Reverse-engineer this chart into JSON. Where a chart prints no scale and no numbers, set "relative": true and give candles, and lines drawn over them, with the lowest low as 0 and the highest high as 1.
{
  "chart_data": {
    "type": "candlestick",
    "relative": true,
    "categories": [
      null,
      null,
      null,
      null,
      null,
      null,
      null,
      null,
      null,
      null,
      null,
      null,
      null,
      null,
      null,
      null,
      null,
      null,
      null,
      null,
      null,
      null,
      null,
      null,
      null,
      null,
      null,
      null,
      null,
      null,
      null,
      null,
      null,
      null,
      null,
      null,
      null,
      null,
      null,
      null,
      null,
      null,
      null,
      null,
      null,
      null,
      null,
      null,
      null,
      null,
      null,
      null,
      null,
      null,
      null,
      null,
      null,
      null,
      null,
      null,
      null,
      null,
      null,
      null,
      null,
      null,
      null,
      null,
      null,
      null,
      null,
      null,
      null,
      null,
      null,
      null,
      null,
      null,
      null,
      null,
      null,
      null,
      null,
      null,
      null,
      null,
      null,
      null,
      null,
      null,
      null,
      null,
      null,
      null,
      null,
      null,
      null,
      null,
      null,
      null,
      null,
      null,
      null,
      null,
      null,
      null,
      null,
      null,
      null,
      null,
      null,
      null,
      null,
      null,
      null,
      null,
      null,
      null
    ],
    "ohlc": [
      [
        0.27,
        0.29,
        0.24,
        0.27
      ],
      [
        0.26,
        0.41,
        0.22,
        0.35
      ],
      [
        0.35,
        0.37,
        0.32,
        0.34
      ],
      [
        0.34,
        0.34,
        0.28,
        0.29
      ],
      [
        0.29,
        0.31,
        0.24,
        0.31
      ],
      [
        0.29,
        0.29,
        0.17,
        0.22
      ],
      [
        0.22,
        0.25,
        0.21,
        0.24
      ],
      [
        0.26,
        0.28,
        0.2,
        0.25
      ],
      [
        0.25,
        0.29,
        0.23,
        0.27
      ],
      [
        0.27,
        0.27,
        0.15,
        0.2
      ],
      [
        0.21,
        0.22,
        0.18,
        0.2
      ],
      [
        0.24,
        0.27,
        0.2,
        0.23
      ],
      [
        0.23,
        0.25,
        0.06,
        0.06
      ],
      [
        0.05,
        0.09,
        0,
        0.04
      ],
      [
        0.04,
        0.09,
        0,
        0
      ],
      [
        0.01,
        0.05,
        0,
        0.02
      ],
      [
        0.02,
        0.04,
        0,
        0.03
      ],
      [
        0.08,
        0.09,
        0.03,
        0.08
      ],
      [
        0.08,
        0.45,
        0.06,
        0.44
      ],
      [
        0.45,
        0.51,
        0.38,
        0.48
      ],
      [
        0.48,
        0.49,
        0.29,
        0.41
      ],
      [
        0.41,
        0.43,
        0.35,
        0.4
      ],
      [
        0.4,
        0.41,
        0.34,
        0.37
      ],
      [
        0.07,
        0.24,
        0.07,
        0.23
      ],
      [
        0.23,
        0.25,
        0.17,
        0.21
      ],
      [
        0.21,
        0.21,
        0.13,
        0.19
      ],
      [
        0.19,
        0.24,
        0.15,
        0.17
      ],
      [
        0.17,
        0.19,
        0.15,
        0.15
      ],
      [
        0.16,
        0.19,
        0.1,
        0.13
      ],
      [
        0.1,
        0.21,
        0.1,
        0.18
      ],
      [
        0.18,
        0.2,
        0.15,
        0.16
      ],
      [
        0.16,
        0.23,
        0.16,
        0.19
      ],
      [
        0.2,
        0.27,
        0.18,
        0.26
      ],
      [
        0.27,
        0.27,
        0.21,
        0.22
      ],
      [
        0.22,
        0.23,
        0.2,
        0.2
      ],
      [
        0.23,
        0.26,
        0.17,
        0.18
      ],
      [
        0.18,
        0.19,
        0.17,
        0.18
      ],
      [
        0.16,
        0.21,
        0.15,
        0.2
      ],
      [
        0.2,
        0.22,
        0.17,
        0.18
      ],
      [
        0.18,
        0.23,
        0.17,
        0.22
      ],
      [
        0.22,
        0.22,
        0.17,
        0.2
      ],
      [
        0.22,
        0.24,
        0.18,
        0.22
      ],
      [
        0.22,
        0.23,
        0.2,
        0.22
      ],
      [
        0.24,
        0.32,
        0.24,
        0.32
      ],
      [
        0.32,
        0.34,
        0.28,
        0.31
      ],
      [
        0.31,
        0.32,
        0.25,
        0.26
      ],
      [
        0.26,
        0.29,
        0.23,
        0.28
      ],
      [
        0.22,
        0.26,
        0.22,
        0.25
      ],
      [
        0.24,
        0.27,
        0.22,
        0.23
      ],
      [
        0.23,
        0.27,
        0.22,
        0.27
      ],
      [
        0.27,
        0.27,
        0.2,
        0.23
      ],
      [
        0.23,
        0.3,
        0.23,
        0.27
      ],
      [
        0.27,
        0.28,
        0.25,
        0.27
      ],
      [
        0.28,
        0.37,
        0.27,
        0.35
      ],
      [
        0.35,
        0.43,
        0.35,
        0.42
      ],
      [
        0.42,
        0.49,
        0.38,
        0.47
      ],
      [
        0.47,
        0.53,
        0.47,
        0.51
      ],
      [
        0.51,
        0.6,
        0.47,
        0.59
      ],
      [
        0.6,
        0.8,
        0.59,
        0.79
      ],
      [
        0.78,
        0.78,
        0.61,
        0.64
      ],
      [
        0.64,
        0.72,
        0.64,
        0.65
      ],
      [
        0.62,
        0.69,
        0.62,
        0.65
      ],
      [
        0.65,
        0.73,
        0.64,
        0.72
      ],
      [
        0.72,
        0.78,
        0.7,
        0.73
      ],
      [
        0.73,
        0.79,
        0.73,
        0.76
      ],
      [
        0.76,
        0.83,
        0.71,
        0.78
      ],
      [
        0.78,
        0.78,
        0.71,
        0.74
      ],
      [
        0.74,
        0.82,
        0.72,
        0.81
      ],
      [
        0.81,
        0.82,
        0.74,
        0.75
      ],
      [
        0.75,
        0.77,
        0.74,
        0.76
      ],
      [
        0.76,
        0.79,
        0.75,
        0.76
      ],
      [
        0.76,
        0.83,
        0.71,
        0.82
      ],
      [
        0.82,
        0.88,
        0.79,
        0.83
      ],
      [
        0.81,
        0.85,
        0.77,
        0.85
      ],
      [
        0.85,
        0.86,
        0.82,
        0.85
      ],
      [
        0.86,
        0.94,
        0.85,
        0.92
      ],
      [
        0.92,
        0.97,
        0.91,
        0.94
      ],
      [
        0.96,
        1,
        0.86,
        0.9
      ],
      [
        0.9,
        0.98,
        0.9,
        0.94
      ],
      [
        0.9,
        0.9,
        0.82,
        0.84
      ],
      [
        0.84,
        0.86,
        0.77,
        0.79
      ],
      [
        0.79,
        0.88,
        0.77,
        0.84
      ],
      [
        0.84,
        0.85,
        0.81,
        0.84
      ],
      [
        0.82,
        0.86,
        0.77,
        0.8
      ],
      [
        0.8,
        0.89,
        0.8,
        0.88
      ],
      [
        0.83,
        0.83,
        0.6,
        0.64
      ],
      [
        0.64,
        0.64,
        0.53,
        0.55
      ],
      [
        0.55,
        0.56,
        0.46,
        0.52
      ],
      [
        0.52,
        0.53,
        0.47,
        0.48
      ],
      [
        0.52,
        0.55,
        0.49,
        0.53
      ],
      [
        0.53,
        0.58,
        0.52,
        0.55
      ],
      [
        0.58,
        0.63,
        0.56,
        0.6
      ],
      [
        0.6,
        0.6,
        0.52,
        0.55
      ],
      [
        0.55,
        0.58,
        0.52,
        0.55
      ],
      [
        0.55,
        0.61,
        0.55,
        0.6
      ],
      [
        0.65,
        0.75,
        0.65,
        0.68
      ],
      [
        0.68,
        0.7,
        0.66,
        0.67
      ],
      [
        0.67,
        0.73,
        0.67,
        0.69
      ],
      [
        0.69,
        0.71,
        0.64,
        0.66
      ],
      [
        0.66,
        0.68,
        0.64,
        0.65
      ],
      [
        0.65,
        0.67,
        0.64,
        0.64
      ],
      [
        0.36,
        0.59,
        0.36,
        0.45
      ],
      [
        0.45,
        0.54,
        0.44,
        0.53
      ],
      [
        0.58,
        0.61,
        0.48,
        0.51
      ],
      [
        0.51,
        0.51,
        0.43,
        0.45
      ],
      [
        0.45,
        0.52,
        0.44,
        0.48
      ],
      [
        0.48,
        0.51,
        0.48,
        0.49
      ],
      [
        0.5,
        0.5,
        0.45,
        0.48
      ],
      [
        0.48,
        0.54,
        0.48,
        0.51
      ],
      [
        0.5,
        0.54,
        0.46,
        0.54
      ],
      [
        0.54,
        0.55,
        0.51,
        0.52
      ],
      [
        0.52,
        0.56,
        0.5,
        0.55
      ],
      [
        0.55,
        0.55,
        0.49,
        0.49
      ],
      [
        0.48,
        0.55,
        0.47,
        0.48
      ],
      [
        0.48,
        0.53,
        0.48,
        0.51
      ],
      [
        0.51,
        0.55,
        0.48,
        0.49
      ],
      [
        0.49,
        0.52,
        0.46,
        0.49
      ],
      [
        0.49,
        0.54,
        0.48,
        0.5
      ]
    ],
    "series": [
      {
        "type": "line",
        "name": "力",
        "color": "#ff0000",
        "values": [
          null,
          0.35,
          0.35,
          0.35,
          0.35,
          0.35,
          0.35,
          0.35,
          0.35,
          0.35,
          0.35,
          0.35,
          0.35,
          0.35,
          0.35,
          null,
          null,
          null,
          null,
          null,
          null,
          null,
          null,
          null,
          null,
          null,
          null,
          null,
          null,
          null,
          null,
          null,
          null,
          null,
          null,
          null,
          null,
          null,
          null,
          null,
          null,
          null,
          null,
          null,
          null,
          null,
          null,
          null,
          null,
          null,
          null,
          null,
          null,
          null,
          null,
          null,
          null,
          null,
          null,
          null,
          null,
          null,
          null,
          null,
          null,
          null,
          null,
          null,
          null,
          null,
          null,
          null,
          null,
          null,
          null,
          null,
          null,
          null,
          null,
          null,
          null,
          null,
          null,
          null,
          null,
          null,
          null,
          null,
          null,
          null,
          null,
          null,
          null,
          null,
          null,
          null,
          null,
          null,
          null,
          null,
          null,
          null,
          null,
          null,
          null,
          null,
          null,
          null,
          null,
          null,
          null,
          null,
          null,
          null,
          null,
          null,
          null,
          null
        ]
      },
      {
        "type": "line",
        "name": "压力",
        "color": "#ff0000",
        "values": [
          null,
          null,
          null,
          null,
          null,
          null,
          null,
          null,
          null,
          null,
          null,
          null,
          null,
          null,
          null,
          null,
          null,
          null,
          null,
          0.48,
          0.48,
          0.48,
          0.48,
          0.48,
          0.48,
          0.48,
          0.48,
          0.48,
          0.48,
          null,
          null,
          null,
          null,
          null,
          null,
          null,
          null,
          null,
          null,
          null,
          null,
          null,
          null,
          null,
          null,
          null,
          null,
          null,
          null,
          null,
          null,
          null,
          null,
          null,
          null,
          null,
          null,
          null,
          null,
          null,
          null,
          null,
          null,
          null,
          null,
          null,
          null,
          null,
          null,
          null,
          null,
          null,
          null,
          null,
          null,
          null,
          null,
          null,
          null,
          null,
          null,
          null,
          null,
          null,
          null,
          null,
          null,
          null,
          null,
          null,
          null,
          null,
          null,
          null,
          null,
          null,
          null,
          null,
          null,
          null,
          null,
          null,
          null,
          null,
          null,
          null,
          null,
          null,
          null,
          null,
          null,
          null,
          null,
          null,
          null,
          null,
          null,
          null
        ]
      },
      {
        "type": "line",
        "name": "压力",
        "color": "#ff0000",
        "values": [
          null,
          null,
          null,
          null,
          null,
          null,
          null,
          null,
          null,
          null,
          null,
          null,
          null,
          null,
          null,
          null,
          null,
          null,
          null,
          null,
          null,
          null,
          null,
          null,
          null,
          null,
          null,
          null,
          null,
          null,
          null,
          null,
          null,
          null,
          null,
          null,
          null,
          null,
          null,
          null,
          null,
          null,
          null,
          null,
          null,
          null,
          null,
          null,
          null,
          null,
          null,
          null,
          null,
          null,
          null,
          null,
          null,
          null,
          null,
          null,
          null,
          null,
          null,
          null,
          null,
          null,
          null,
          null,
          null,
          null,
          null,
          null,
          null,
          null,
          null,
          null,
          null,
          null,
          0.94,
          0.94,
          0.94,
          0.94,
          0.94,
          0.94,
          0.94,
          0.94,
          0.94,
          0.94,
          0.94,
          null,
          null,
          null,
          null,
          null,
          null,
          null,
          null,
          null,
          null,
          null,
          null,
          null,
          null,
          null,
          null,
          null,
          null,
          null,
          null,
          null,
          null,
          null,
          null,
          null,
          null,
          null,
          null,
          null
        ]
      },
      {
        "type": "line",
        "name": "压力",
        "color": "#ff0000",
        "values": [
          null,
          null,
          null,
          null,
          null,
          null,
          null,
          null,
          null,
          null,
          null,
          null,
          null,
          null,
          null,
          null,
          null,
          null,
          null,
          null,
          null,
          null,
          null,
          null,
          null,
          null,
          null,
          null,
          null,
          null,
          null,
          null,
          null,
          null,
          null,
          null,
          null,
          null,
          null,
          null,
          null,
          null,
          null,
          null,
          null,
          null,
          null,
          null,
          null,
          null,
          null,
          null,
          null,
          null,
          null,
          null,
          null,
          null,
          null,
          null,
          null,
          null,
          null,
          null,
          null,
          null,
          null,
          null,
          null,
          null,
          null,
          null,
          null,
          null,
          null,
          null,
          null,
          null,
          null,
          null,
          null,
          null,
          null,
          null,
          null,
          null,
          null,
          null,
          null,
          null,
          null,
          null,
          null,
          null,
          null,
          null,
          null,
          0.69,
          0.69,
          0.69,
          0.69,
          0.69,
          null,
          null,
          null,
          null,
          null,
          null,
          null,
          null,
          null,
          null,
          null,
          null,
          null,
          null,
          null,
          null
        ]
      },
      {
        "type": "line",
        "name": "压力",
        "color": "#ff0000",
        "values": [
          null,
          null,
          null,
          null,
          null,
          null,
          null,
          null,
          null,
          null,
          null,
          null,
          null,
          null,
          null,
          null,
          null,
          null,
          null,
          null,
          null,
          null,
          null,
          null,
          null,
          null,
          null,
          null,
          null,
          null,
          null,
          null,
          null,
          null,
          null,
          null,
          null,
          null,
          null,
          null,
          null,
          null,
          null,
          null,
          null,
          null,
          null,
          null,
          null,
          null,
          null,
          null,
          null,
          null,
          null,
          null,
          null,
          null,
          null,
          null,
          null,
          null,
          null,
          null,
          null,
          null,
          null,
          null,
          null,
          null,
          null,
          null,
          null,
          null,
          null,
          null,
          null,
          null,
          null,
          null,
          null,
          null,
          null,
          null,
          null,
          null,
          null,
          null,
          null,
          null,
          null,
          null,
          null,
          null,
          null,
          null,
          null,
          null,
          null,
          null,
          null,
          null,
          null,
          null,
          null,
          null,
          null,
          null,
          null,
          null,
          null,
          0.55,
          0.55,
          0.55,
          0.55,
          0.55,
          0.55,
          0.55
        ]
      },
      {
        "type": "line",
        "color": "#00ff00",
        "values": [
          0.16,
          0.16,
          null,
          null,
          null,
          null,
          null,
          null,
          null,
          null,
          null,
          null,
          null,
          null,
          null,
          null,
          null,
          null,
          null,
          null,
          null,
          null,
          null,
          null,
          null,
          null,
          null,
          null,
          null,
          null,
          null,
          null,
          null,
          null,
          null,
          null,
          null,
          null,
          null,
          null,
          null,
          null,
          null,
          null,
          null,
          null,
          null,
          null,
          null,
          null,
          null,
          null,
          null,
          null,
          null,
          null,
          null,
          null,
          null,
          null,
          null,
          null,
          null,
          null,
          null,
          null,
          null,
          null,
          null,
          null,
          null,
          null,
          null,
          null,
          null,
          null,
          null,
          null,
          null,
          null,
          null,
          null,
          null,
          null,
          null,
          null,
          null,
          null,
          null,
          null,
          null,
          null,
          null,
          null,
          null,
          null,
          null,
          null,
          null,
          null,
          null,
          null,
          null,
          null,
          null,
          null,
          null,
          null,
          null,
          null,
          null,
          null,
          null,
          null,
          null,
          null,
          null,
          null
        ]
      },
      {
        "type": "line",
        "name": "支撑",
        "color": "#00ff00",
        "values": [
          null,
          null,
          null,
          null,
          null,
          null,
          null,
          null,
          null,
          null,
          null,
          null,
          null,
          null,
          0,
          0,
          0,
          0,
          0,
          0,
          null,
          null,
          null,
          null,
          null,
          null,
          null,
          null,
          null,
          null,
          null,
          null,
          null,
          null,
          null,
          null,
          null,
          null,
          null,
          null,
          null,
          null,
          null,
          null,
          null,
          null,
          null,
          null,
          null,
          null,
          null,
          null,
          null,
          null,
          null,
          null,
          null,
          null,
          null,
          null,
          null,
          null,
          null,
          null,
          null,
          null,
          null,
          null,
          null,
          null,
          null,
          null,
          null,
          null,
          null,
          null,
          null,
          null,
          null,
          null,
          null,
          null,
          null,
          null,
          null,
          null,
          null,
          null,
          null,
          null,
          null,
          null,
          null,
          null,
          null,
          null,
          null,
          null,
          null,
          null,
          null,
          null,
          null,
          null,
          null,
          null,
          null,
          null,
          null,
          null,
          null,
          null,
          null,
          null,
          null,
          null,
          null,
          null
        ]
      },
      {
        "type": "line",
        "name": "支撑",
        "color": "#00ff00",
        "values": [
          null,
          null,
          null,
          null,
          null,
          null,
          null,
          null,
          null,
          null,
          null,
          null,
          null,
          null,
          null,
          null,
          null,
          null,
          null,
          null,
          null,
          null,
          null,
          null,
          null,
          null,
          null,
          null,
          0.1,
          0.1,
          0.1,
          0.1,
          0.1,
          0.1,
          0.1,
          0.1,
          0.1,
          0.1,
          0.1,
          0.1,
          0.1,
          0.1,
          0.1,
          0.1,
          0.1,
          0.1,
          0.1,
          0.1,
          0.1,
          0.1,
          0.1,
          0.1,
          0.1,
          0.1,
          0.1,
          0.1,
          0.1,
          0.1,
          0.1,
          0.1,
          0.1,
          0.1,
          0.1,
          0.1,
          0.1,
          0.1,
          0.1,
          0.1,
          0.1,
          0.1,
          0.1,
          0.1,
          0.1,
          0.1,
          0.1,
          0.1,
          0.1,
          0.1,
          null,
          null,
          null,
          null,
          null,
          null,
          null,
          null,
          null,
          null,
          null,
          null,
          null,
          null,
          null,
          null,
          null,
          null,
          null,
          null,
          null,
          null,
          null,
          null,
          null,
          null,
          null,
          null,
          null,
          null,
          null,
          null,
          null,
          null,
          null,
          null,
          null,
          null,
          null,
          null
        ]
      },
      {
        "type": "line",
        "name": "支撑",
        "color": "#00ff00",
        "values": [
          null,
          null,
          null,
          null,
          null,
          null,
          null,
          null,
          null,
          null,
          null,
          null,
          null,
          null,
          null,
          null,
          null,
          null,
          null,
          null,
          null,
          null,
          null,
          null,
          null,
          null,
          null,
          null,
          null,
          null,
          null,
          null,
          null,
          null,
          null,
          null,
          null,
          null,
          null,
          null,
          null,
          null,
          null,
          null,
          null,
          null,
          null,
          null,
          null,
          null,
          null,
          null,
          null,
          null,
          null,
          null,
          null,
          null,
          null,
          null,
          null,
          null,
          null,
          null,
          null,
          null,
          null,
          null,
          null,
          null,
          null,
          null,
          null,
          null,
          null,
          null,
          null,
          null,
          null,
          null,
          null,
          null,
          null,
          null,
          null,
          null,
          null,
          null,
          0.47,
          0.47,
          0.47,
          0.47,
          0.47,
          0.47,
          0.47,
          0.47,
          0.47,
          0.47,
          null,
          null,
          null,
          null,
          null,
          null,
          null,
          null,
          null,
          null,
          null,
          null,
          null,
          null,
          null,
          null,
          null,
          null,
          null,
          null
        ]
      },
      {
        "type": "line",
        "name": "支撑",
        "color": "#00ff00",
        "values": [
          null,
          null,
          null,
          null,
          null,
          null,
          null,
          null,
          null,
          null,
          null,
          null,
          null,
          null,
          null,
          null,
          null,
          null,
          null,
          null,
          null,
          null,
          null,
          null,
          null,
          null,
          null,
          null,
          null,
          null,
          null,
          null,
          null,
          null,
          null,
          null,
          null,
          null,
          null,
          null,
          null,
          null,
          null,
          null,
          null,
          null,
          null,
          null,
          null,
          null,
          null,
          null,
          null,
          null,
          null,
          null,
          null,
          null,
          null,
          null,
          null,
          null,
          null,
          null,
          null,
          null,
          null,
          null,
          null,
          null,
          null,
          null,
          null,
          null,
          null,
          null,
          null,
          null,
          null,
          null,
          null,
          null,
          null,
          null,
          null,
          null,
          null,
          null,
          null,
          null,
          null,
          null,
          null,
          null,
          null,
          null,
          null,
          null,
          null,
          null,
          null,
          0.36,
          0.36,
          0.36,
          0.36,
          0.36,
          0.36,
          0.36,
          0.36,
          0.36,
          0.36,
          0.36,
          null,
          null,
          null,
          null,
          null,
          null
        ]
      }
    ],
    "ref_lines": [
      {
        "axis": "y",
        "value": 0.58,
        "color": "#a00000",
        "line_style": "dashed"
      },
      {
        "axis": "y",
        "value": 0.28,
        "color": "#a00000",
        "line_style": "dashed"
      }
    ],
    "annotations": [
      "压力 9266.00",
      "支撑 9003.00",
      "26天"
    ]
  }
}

+ + + + +

Goal> Search the data for the string "relative". List each line that has it.

Completed exercise>
Reverse-engineer this chart into JSON. Where a chart prints no scale and no numbers, set "relative": true and give candles, and lines drawn over them, with the lowest low as 0 and the highest high as 1.
    "relative": true,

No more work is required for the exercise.